→ **Source records**
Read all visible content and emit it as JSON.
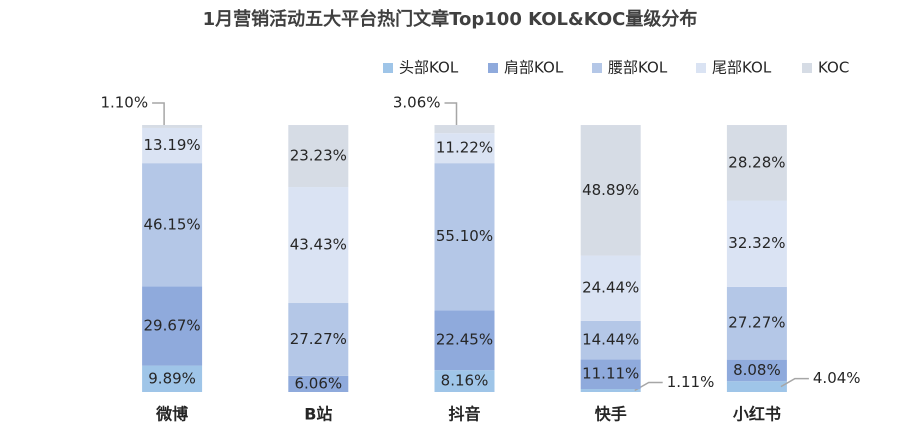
{
  "chart_data": {
    "type": "stacked-bar",
    "title": "1月营销活动五大平台热门文章Top100  KOL&KOC量级分布",
    "categories": [
      "微博",
      "B站",
      "抖音",
      "快手",
      "小红书"
    ],
    "ylim": [
      0,
      100
    ],
    "legend": "top-right",
    "series": [
      {
        "name": "头部KOL",
        "color": "#9fc5e8",
        "values": [
          9.89,
          null,
          8.16,
          1.11,
          4.04
        ],
        "value_labels": [
          "9.89%",
          null,
          "8.16%",
          "1.11%",
          "4.04%"
        ]
      },
      {
        "name": "肩部KOL",
        "color": "#8faadc",
        "values": [
          29.67,
          6.06,
          22.45,
          11.11,
          8.08
        ],
        "value_labels": [
          "29.67%",
          "6.06%",
          "22.45%",
          "11.11%",
          "8.08%"
        ]
      },
      {
        "name": "腰部KOL",
        "color": "#b4c7e7",
        "values": [
          46.15,
          27.27,
          55.1,
          14.44,
          27.27
        ],
        "value_labels": [
          "46.15%",
          "27.27%",
          "55.10%",
          "14.44%",
          "27.27%"
        ]
      },
      {
        "name": "尾部KOL",
        "color": "#dae3f3",
        "values": [
          13.19,
          43.43,
          11.22,
          24.44,
          32.32
        ],
        "value_labels": [
          "13.19%",
          "43.43%",
          "11.22%",
          "24.44%",
          "32.32%"
        ]
      },
      {
        "name": "KOC",
        "color": "#d6dce5",
        "values": [
          1.1,
          23.23,
          3.06,
          48.89,
          28.28
        ],
        "value_labels": [
          "1.10%",
          "23.23%",
          "3.06%",
          "48.89%",
          "28.28%"
        ]
      }
    ]
  }
}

→ **Exercise instructions**
Identify each line containing the string "name" and copy it out.

→ **Written solution**
        "name": "头部KOL",
        "name": "肩部KOL",
        "name": "腰部KOL",
        "name": "尾部KOL",
        "name": "KOC",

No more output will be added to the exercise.